→ **SUPPLIED RECORDS**
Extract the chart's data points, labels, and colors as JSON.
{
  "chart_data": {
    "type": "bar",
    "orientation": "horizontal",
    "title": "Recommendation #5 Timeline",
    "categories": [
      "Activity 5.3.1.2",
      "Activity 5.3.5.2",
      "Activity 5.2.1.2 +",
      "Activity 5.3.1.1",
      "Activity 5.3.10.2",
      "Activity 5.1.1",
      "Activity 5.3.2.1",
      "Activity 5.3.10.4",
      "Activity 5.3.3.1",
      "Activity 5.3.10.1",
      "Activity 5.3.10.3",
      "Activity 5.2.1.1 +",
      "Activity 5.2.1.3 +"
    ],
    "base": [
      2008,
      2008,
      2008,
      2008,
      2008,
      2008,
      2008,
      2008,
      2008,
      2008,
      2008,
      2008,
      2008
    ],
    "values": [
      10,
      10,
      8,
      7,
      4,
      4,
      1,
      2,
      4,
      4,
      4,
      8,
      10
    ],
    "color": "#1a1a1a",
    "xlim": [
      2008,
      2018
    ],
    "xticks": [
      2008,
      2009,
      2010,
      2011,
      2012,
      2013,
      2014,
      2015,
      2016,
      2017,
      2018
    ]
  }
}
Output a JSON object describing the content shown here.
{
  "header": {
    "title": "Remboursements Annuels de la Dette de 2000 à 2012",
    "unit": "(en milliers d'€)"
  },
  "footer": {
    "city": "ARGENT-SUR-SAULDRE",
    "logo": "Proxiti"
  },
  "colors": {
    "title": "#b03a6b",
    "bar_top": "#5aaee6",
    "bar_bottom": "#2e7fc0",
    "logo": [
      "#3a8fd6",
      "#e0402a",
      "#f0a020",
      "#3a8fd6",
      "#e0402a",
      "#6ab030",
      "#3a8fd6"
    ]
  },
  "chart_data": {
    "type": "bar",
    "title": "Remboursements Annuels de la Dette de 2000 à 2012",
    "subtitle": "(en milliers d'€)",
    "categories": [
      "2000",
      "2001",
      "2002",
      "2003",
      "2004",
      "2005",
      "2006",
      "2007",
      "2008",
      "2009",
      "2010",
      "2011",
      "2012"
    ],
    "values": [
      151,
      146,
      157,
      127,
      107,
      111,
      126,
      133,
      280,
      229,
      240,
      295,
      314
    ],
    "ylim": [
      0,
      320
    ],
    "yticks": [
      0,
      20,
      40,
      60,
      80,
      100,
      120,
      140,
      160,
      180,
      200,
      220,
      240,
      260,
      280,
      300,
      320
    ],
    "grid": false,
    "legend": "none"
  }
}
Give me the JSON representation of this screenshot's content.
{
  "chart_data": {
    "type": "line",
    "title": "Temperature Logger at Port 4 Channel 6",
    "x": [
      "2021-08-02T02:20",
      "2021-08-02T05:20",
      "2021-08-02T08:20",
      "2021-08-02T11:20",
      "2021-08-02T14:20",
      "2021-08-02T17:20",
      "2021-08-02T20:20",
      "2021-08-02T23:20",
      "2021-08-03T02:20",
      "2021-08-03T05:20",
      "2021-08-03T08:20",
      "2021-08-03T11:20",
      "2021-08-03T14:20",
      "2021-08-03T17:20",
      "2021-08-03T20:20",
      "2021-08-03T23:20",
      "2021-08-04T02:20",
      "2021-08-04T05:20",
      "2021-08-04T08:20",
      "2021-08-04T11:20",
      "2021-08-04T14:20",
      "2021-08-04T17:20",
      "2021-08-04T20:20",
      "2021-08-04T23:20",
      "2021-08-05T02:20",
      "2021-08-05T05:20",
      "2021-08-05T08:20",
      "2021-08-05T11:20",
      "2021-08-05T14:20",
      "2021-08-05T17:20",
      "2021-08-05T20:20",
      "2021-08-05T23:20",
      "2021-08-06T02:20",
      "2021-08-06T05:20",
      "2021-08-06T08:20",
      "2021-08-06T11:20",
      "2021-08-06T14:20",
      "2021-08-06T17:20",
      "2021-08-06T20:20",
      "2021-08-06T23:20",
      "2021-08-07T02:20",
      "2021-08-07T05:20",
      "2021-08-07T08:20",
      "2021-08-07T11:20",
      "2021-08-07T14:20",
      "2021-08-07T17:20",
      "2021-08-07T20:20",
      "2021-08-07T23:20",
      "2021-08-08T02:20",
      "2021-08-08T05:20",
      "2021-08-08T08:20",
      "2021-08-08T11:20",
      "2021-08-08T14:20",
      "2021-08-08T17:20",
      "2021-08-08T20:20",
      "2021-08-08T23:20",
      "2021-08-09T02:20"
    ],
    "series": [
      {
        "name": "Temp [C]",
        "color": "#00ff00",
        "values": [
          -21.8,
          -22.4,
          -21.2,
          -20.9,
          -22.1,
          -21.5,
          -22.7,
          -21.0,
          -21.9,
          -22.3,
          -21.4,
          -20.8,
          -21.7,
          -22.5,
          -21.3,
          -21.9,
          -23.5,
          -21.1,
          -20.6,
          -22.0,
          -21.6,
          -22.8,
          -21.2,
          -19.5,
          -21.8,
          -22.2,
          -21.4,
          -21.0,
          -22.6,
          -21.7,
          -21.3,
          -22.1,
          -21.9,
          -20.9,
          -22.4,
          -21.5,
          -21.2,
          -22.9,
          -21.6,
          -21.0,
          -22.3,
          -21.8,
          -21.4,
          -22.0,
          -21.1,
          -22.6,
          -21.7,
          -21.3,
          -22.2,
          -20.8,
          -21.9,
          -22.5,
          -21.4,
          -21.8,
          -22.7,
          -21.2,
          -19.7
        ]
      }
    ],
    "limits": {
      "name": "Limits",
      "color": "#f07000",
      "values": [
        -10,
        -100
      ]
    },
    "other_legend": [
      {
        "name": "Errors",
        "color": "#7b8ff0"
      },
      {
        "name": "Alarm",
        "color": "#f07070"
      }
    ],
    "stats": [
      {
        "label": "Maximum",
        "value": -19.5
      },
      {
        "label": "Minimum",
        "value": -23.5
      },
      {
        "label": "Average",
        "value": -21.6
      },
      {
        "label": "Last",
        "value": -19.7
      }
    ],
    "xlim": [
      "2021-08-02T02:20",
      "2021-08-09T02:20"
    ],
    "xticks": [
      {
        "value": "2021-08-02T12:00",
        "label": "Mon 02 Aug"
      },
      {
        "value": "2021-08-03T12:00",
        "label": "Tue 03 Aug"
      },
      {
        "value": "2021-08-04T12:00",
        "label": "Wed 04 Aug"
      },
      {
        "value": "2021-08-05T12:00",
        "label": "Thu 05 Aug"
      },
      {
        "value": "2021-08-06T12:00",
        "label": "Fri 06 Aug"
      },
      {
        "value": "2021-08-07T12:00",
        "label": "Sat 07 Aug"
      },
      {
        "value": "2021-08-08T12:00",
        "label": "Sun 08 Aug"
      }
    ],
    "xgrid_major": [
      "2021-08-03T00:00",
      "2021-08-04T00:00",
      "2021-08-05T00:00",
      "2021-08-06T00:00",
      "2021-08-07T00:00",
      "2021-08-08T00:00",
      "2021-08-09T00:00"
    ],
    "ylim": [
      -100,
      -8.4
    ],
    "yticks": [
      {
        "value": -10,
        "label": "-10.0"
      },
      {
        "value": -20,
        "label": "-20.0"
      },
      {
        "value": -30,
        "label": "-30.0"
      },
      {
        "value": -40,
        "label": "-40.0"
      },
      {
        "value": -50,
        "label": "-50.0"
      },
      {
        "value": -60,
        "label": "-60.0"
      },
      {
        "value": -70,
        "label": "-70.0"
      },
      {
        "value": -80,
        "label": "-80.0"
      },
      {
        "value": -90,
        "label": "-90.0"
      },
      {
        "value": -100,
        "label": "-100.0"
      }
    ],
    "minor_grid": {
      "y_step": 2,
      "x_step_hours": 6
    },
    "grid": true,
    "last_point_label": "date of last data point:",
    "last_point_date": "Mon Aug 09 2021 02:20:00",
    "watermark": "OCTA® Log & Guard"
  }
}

→ **AIM OF THE EXERCISE**
Pick out the lines above containing the word "content", then copy them.

→ **THE RESULT**
Output a JSON object describing the content shown here.
Give me the JSON representation of this screenshot's content.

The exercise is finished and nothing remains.